##### EXTRACTED DATA

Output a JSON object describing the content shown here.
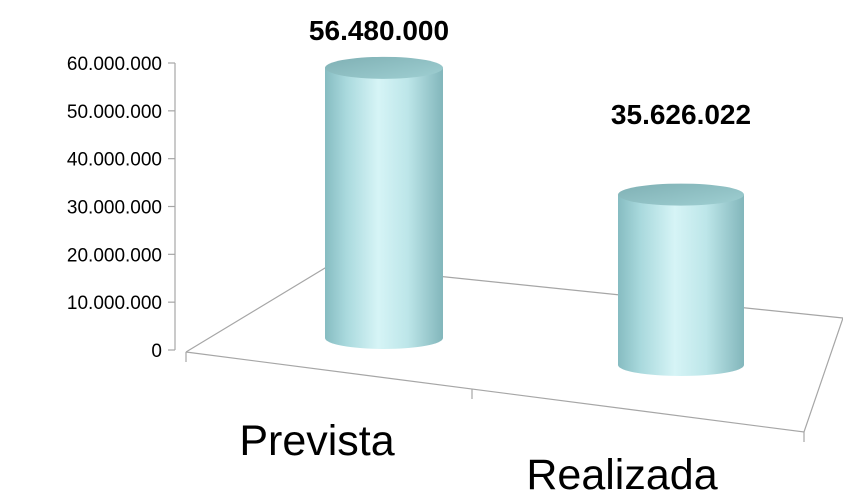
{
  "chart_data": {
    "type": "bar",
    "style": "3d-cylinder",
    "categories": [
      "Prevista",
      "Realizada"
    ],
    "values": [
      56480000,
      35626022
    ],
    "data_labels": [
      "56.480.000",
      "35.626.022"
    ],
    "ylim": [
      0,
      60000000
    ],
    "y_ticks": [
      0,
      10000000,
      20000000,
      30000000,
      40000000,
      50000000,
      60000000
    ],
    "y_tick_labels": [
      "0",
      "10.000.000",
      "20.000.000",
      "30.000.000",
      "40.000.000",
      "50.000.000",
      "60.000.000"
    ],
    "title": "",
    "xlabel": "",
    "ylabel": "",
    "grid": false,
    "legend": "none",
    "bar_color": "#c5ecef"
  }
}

##########
##### EXTRACTED DATA

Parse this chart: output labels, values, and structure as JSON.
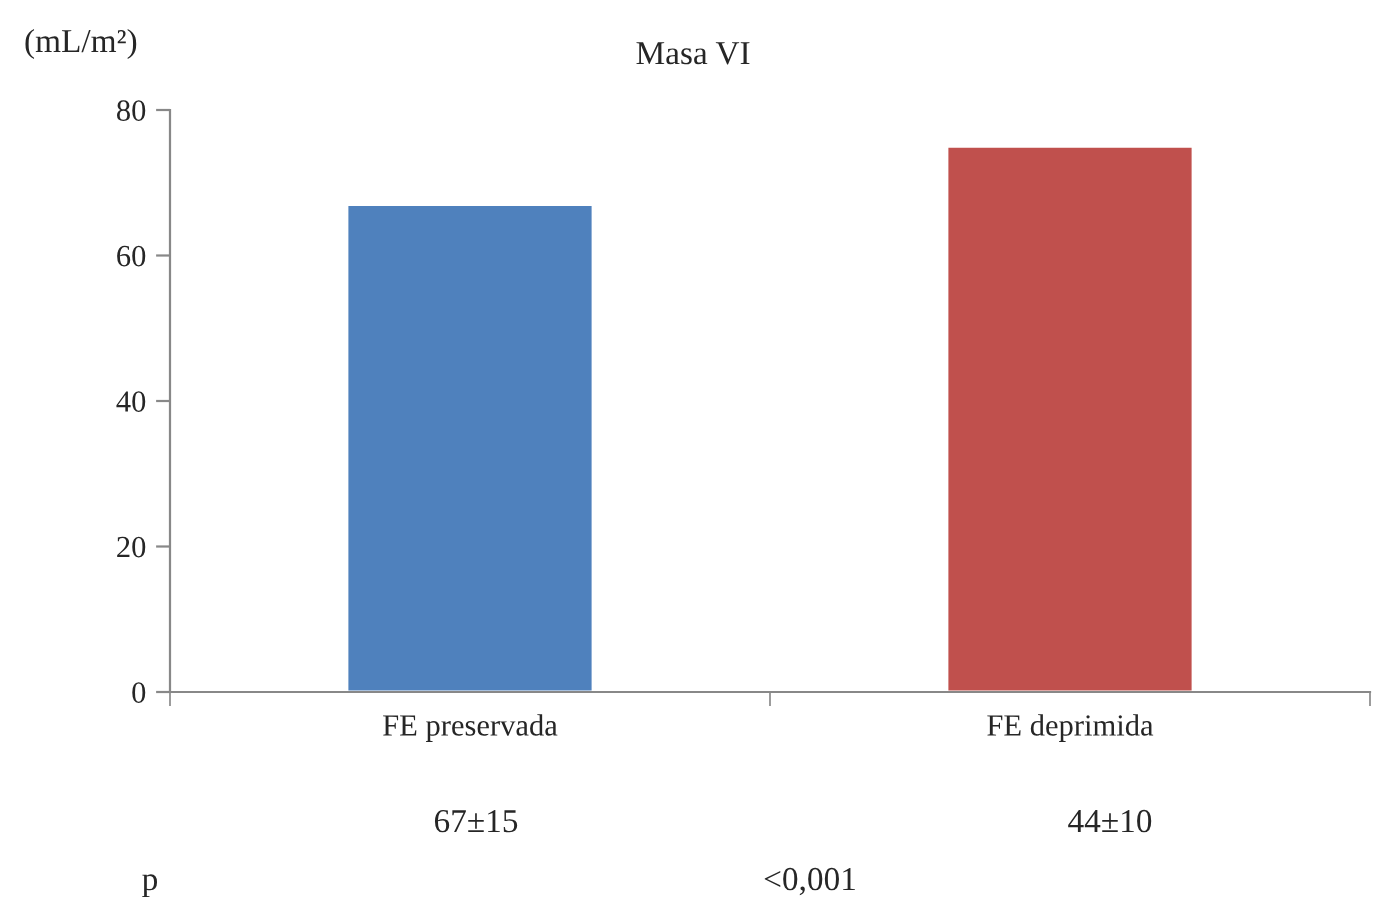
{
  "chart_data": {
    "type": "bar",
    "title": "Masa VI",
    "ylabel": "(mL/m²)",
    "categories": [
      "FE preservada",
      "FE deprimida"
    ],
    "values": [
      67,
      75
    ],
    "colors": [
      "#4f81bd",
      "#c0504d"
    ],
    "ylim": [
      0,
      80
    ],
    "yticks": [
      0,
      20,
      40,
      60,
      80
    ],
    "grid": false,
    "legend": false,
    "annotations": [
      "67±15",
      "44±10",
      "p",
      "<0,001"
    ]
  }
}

##########

-- EXERCISE DIRECTIONS --
Which lines in the records above contain the string "JSON"? Copy each one.

-- ANSWER TO THIS EXERCISE --
Output a JSON object describing the content shown here.
Parse this chart: output labels, values, and structure as JSON.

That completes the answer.